----- Material shown -----

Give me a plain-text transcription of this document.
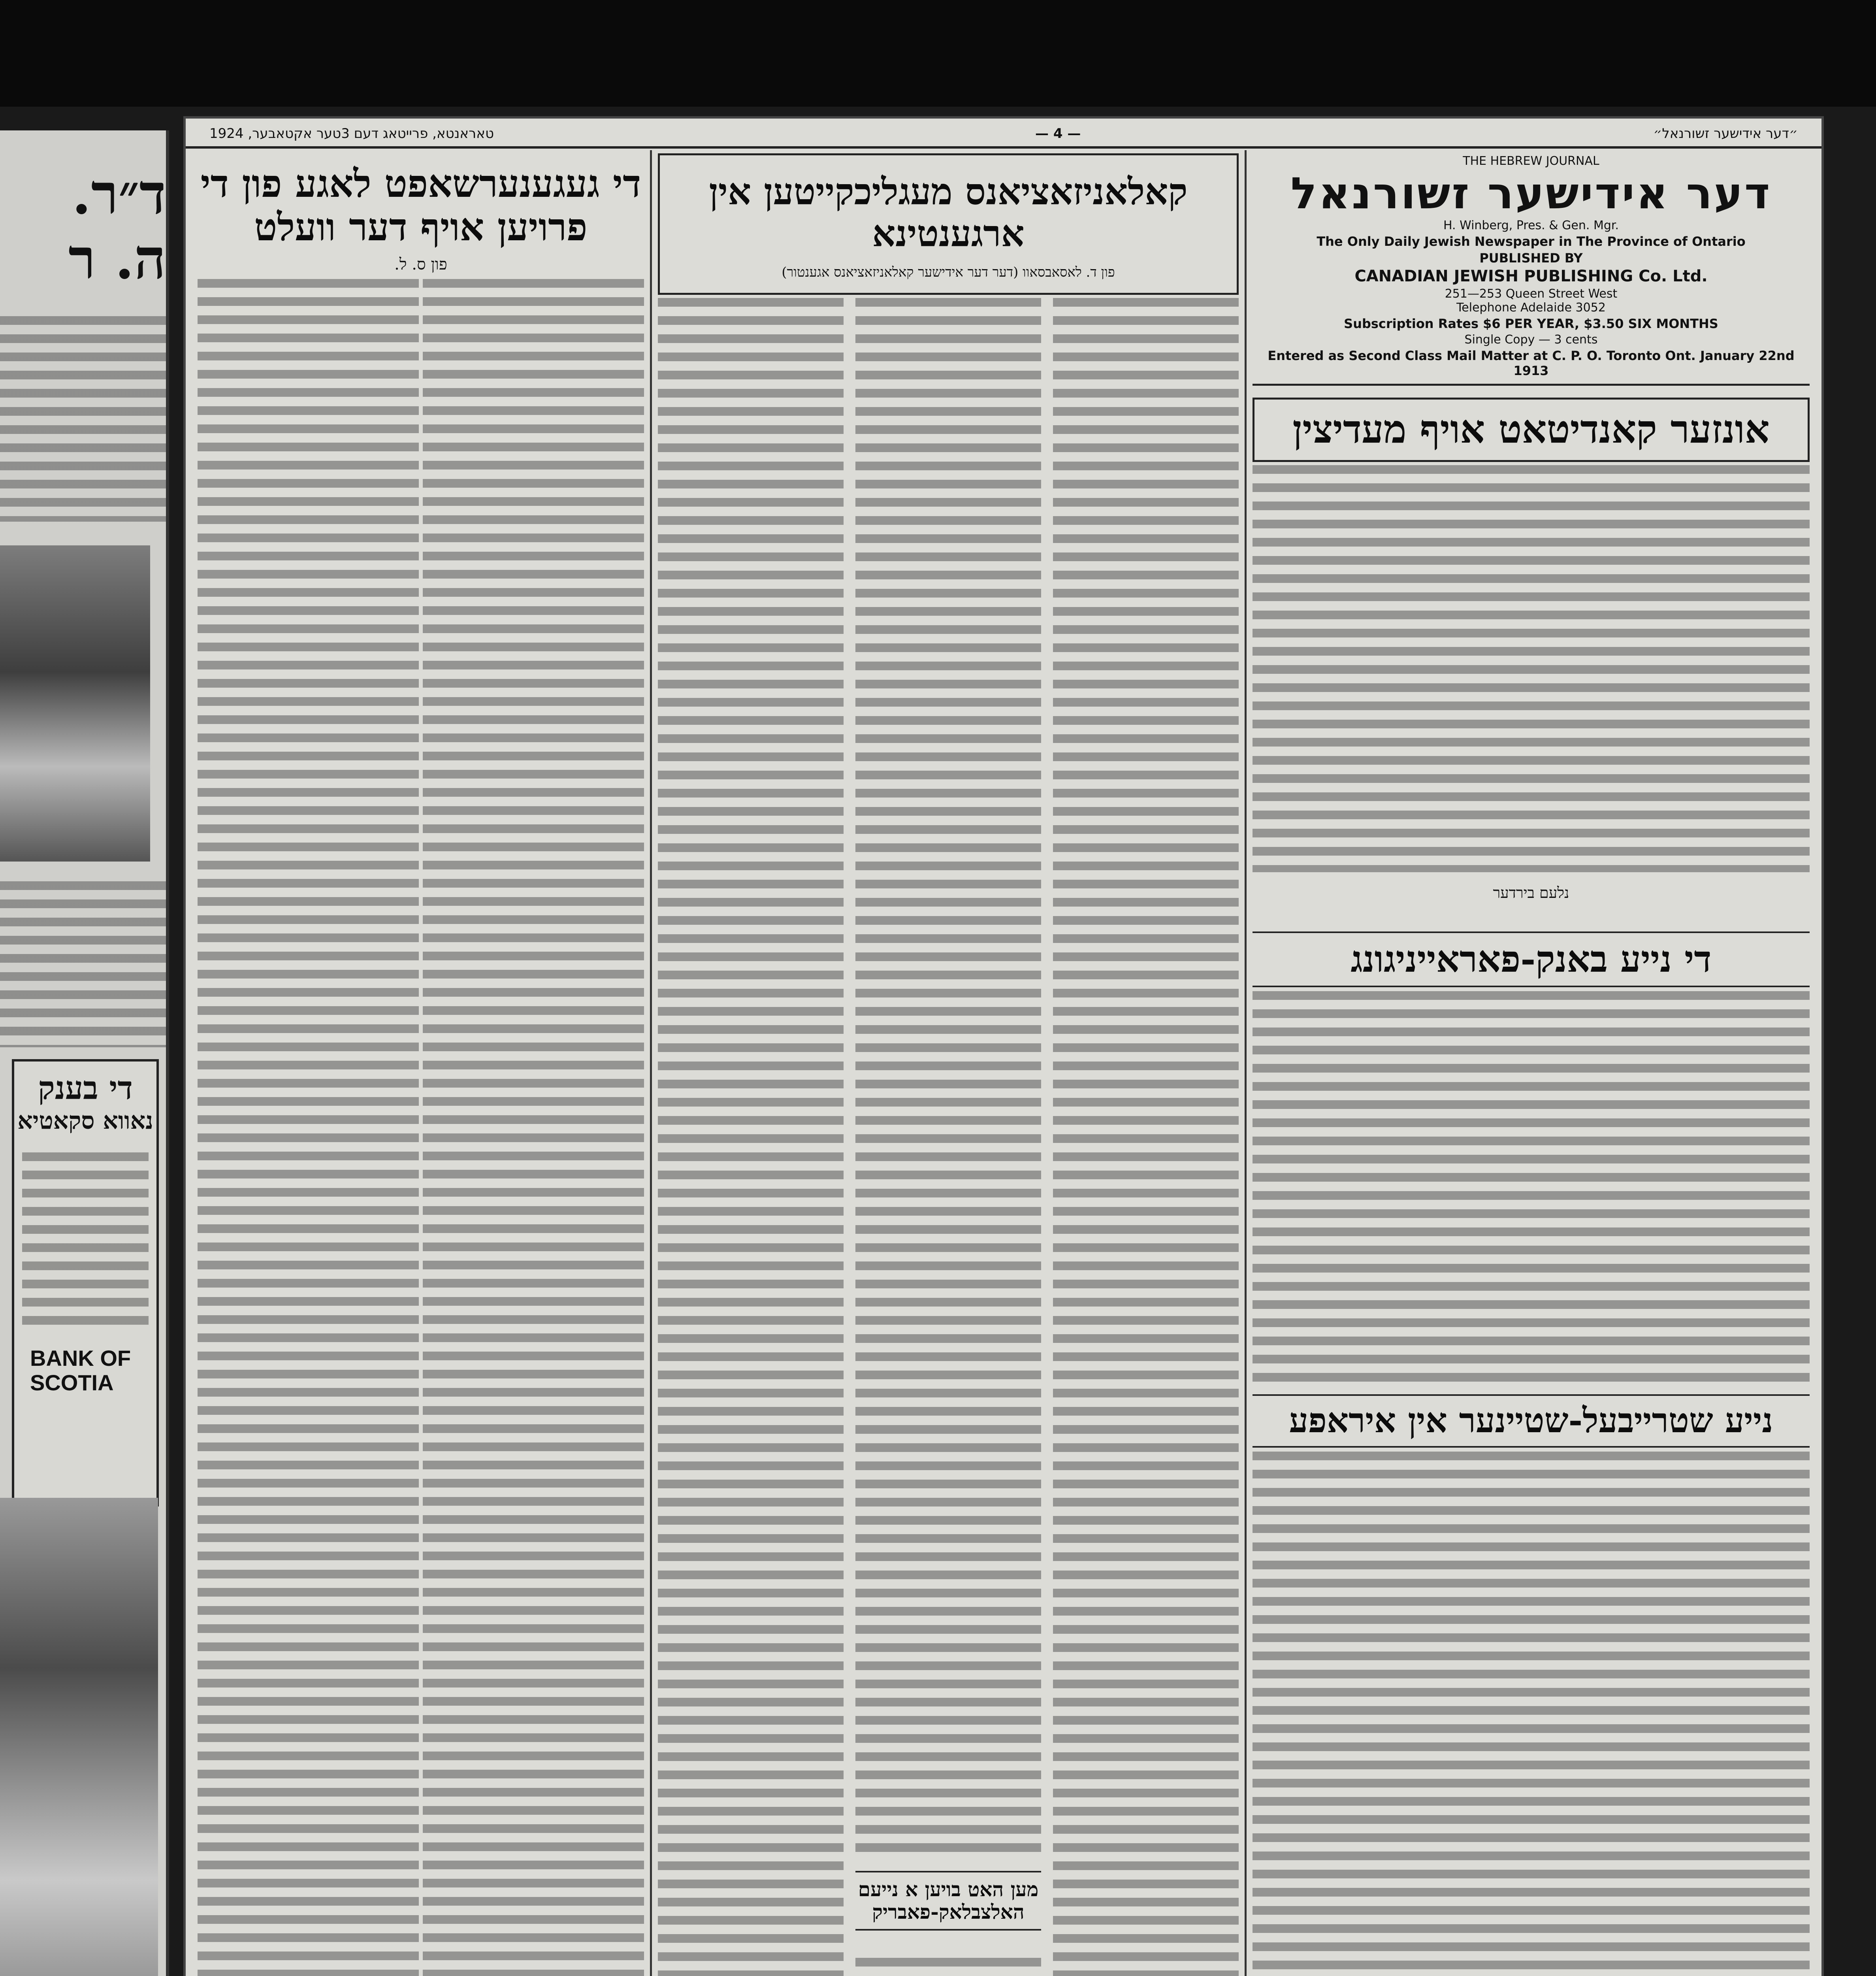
ד״ר. ה. ר
די בענק
נאווא סקאטיא
BANK OF SCOTIA
טאראנטא, פרייטאג דעם 3טער אקטאבער, 1924	— 4 —	״דער אידישער זשורנאל״
די געגענערשאפט לאגע פון די פרויען אויף דער וועלט
פון ס. ל.
קאלאניזאציאנס מעגליכקייטען אין ארגענטינא
פון ד. לאסאבסאוו (דער דער אידישער קאלאניזאציאנס אגענטור)
מען האט בויען א נייעם האלצבלאק-פאבריק
THE HEBREW JOURNAL
דער אידישער זשורנאל
H. Winberg, Pres. & Gen. Mgr.
The Only Daily Jewish Newspaper in The Province of Ontario
PUBLISHED BY
CANADIAN JEWISH PUBLISHING Co. Ltd.
251—253 Queen Street West
Telephone Adelaide 3052
Subscription Rates $6 PER YEAR, $3.50 SIX MONTHS
Single Copy — 3 cents
Entered as Second Class Mail Matter at C. P. O. Toronto Ont. January 22nd 1913
אונזער קאנדיטאט אויף מעדיצין
נלעם בירדער
די נייע באנק-פאראייניגונג
נייע שטרייבעל-שטיינער אין איראפע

-----

> _Task description_
From the listing, extract all text exactly as given and drop any picture.

> _Exercise result_
Give me a plain-text transcription of this document.
ד״ר. ה. ר
די בענק
נאווא סקאטיא
BANK OF SCOTIA
טאראנטא, פרייטאג דעם 3טער אקטאבער, 1924	— 4 —	״דער אידישער זשורנאל״
די געגענערשאפט לאגע פון די פרויען אויף דער וועלט
פון ס. ל.
קאלאניזאציאנס מעגליכקייטען אין ארגענטינא
פון ד. לאסאבסאוו (דער דער אידישער קאלאניזאציאנס אגענטור)
מען האט בויען א נייעם האלצבלאק-פאבריק
THE HEBREW JOURNAL
דער אידישער זשורנאל
H. Winberg, Pres. & Gen. Mgr.
The Only Daily Jewish Newspaper in The Province of Ontario
PUBLISHED BY
CANADIAN JEWISH PUBLISHING Co. Ltd.
251—253 Queen Street West
Telephone Adelaide 3052
Subscription Rates $6 PER YEAR, $3.50 SIX MONTHS
Single Copy — 3 cents
Entered as Second Class Mail Matter at C. P. O. Toronto Ont. January 22nd 1913
אונזער קאנדיטאט אויף מעדיצין
נלעם בירדער
די נייע באנק-פאראייניגונג
נייע שטרייבעל-שטיינער אין איראפע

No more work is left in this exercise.